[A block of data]
— begin —
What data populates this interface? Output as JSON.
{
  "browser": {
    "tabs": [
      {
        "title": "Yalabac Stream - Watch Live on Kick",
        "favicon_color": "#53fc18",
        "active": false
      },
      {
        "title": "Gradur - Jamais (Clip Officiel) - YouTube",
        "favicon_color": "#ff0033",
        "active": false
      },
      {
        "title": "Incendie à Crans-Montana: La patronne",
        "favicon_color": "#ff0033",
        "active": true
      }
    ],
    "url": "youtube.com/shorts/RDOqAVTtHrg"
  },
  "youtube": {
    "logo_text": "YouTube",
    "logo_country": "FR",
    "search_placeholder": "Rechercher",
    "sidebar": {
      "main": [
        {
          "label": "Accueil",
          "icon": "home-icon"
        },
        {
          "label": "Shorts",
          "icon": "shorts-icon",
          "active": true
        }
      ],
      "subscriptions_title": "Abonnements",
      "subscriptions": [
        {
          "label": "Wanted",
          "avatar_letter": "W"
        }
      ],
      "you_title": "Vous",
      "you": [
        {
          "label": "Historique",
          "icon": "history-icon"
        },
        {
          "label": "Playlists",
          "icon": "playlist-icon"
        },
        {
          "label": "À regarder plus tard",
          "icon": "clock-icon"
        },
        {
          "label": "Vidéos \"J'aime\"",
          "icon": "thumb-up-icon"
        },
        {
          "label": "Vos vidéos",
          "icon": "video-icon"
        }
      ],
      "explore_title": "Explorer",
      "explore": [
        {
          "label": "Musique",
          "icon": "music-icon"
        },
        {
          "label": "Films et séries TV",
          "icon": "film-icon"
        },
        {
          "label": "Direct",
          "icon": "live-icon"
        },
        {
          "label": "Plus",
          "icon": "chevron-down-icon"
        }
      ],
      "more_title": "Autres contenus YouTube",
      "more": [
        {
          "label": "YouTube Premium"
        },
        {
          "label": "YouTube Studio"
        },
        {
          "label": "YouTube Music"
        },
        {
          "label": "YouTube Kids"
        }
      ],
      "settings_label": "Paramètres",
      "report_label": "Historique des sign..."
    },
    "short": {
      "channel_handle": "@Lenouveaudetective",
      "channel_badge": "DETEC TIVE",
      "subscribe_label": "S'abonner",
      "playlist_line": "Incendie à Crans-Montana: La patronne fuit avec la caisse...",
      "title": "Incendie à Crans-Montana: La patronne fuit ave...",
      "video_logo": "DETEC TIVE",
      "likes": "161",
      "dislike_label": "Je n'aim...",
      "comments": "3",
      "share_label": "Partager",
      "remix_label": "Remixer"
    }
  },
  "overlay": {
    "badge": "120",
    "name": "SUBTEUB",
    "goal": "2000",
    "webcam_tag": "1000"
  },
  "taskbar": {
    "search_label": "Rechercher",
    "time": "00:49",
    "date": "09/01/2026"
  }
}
— end —
__DIRECTIVE__:
Write out every line of the records exactly.

__TASK OUTPUT__:
What data populates this interface? Output as JSON.
{
  "browser": {
    "tabs": [
      {
        "title": "Yalabac Stream - Watch Live on Kick",
        "favicon_color": "#53fc18",
        "active": false
      },
      {
        "title": "Gradur - Jamais (Clip Officiel) - YouTube",
        "favicon_color": "#ff0033",
        "active": false
      },
      {
        "title": "Incendie à Crans-Montana: La patronne",
        "favicon_color": "#ff0033",
        "active": true
      }
    ],
    "url": "youtube.com/shorts/RDOqAVTtHrg"
  },
  "youtube": {
    "logo_text": "YouTube",
    "logo_country": "FR",
    "search_placeholder": "Rechercher",
    "sidebar": {
      "main": [
        {
          "label": "Accueil",
          "icon": "home-icon"
        },
        {
          "label": "Shorts",
          "icon": "shorts-icon",
          "active": true
        }
      ],
      "subscriptions_title": "Abonnements",
      "subscriptions": [
        {
          "label": "Wanted",
          "avatar_letter": "W"
        }
      ],
      "you_title": "Vous",
      "you": [
        {
          "label": "Historique",
          "icon": "history-icon"
        },
        {
          "label": "Playlists",
          "icon": "playlist-icon"
        },
        {
          "label": "À regarder plus tard",
          "icon": "clock-icon"
        },
        {
          "label": "Vidéos \"J'aime\"",
          "icon": "thumb-up-icon"
        },
        {
          "label": "Vos vidéos",
          "icon": "video-icon"
        }
      ],
      "explore_title": "Explorer",
      "explore": [
        {
          "label": "Musique",
          "icon": "music-icon"
        },
        {
          "label": "Films et séries TV",
          "icon": "film-icon"
        },
        {
          "label": "Direct",
          "icon": "live-icon"
        },
        {
          "label": "Plus",
          "icon": "chevron-down-icon"
        }
      ],
      "more_title": "Autres contenus YouTube",
      "more": [
        {
          "label": "YouTube Premium"
        },
        {
          "label": "YouTube Studio"
        },
        {
          "label": "YouTube Music"
        },
        {
          "label": "YouTube Kids"
        }
      ],
      "settings_label": "Paramètres",
      "report_label": "Historique des sign..."
    },
    "short": {
      "channel_handle": "@Lenouveaudetective",
      "channel_badge": "DETEC TIVE",
      "subscribe_label": "S'abonner",
      "playlist_line": "Incendie à Crans-Montana: La patronne fuit avec la caisse...",
      "title": "Incendie à Crans-Montana: La patronne fuit ave...",
      "video_logo": "DETEC TIVE",
      "likes": "161",
      "dislike_label": "Je n'aim...",
      "comments": "3",
      "share_label": "Partager",
      "remix_label": "Remixer"
    }
  },
  "overlay": {
    "badge": "120",
    "name": "SUBTEUB",
    "goal": "2000",
    "webcam_tag": "1000"
  },
  "taskbar": {
    "search_label": "Rechercher",
    "time": "00:49",
    "date": "09/01/2026"
  }
}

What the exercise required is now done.